▶ **Given records**
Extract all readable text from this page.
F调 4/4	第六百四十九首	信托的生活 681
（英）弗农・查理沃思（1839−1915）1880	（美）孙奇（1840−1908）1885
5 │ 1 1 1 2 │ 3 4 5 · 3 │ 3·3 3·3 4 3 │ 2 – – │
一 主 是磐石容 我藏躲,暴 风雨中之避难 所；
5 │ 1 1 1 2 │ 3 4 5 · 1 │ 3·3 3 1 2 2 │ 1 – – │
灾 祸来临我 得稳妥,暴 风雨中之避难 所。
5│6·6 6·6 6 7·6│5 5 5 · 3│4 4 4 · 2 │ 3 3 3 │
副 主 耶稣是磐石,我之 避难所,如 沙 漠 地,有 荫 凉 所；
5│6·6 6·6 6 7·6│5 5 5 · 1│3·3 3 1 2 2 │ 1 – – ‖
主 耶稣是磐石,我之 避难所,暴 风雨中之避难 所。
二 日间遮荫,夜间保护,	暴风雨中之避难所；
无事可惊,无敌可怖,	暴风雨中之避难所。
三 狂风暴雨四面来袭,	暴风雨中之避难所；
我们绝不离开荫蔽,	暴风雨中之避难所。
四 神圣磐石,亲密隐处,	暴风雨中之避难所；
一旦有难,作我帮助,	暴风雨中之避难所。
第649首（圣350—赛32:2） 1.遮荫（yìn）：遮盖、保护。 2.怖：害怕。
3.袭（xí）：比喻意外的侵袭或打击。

==

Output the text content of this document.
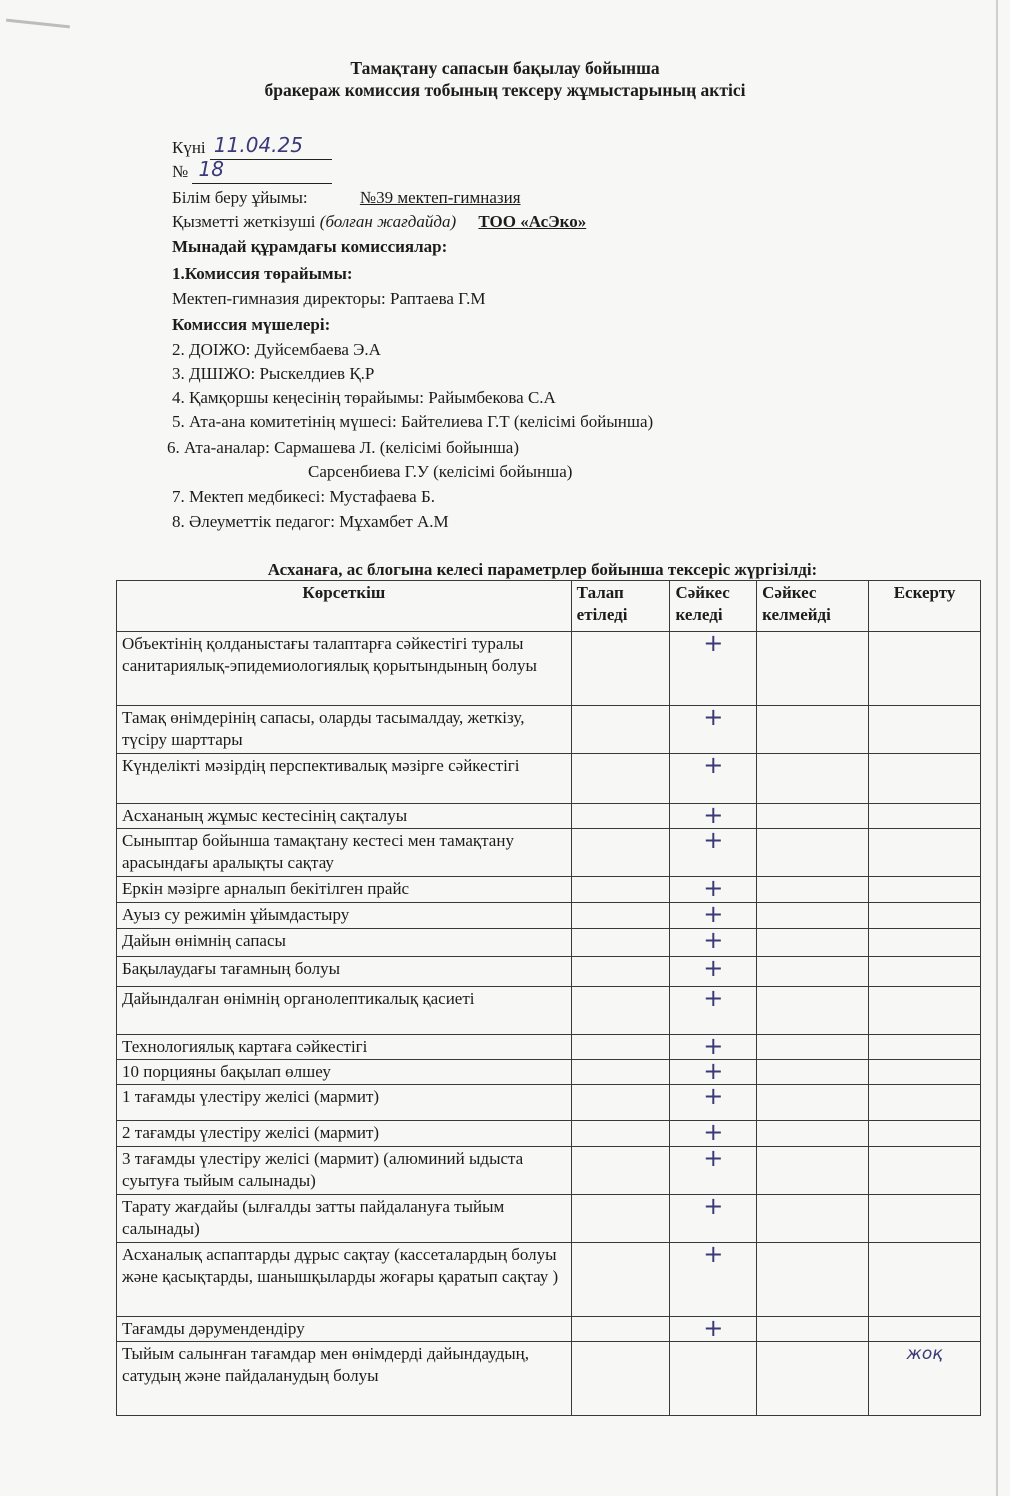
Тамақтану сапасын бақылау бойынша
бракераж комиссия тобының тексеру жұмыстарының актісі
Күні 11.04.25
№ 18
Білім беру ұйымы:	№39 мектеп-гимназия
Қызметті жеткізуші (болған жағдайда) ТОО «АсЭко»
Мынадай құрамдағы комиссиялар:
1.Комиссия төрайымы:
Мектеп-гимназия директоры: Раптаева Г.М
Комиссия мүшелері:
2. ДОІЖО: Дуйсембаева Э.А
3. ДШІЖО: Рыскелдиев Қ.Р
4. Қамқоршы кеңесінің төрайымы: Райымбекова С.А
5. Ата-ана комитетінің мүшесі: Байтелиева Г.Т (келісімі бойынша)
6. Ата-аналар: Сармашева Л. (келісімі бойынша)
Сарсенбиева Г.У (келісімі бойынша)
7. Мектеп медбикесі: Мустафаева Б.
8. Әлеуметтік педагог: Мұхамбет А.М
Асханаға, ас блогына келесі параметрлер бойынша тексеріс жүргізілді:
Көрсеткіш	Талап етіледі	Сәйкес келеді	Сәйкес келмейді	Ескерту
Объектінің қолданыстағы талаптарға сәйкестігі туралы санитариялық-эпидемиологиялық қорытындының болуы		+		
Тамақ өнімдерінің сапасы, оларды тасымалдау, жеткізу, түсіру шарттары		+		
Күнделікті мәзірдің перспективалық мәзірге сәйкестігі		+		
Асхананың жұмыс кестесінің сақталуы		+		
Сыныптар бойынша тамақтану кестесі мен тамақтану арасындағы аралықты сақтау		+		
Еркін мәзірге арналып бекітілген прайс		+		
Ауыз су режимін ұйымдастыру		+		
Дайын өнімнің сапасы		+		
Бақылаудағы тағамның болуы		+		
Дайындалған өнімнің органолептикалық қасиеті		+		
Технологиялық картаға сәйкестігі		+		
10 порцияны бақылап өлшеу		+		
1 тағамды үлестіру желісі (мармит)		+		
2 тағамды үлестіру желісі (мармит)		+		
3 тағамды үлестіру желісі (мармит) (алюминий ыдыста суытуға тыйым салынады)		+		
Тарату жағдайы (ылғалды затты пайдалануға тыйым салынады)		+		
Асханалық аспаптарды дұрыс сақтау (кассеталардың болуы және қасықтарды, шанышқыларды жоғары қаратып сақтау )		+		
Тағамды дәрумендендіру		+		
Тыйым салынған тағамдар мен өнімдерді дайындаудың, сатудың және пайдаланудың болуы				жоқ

▶ **Stated task**
Say how many lines in the records contain the string "this", and say nothing else.

▶ **Exercise answer**
2